Budapest, Hungary – I’m a journalist and a Jew, but it was only recently that I became a Jewish journalist.
Not by choice, mind you. It was thrust upon me. And larded with Jewish guilt, no less.
Curiously enough, it all began with Kosovo conflict.
This two-month war has spawned a number of large-type headlines: the first NATO attack on a sovereign state; the first mass exodus of refugees in Europe since the Holocaust; and the first post-Cold War standoff between Russia and America.
But far from front pages is a story that is perhaps only of interest to Jewish audiences – the possible demise of two more Jewish communities in the Balkans.
As bombs rain down on Yugoslavia, Serb forces continue to kill, loot and expel ethnic Albanians from their homes. The refugees pour over the border into Macedonia (among other places) and threaten to tip the country’s own delicate ethnic balance.
All the instability has Jews in both states considering flight to safer havens.
Sounds pretty straightforward, no? Who wouldn’t want to get the heck out – especially if you had the connections to do so?
Now here’s the rub. Despite traditionally friendly relations with their countrymen, these Jews fear their exodus may be denounced by their neighbors as a “betrayal” of the nation. That would unleash anti-Semitism, which would further discourage these Jews from ever returning home. In reporting on their fate for the NY-based Jewish Telegraphic Agency (JTA), I have been torn by the following issue: present “the facts” and “the truth” of their plight, or assume a partisan role that feels, to me, like something bordering on complicity.
Is my first obligation to you, the reader, or to the safety of these small, nervous Jewish communities? For in this case, the two objectives are incompatible, even diametrically opposed.
My father, of course, had some wisdom to share. Quoting my deceased grandmother, a Hungarian Holocaust survivor, he emailed me: “Do nothing that might harm a single hair on any Jew’s head.”
So, journalistic credos be damned!
But as a committed, career journalist, the choice isn’t so clear-cut. For five years I’ve been a freelancer based in Budapest, writing mostly for, among others, JTA and the Christian Science Monitor. (Quite a tandem, religiously speaking.)

AVAILABLE DATA ->

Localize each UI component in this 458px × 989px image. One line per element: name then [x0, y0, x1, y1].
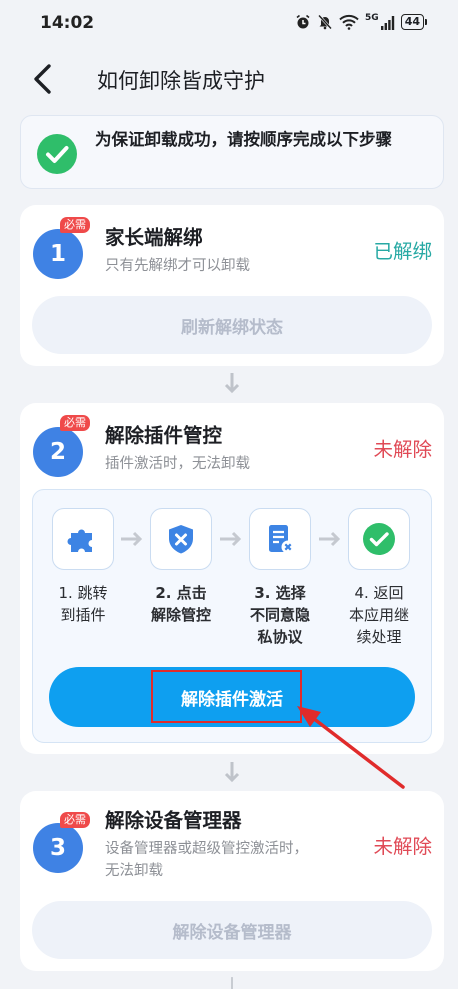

REQUESTS ->
1. In the essay on Balkan Jews during the Kosovo war, which news agency does the writer report for on these communities?
2. Repeat the part of the essay on Balkan Jews during the Kosovo war between "But far from" and "to safer havens.", inclusive.
3. Carry the essay on Balkan Jews during the Kosovo war onward from its last sentence.

RESPONSES FOR EACH TASK ->
1. The New York-based Jewish Telegraphic Agency (JTA).

2.
But far from front pages is a story that is perhaps only of interest to Jewish audiences – the possible demise of two more Jewish communities in the Balkans.
As bombs rain down on Yugoslavia, Serb forces continue to kill, loot and expel ethnic Albanians from their homes. The refugees pour over the border into Macedonia (among other places) and threaten to tip the country’s own delicate ethnic balance.
All the instability has Jews in both states considering flight to safer havens.

3.
But the events of March 24 shattered my illusion of neutral observation – environmental conditioning notwithstanding. On that day, NATO launched airstrikes against Yugoslavia. In turn, Serbs accelerated their ethnic cleansing of Albanians from the southern province of Kosovo.
And within hours, busloads of Yugoslav Jews were on the road to Budapest, 250 miles north. They’d been invited by the Hungarian Jewish community, a plan that was kept hush-hush. I only learned of it days later, after JTA, informed by other sources, ran a short bulletin on its newswire. Now JTA wanted me to follow up with a feature story.
On Monday morning, March 29, I walked to the local Jewish community center, a couple blocks away from my apartment in downtown Budapest. Overnight, the airy, newly renovated center had been transformed into a hostel. And instead of its normal quiet – until dozens of Holocaust survivors stroll in for their afternoon card games – the place was bustling with 150 or so Jewish youth and older women, speaking Serbo-Croatian.
The din didn’t last long.
When the crowd saw me approaching with pen and notepad, they became edgy and suspicious. I asked to be de-briefed by the local representative of the Joint Distribution Committee – which was offering assistance to the newcomers – and by the Yugoslav group’s appointed spokeswoman.
And soon, the stonewalling began.
After a few general details of the situation, the Joint rep, normally a media-friendly type, suggested we wait a few hours until “we” received clearance from headquarters in New York. Then I could go ahead with my story. I politely informed him that, regardless, I would be writing an article that day.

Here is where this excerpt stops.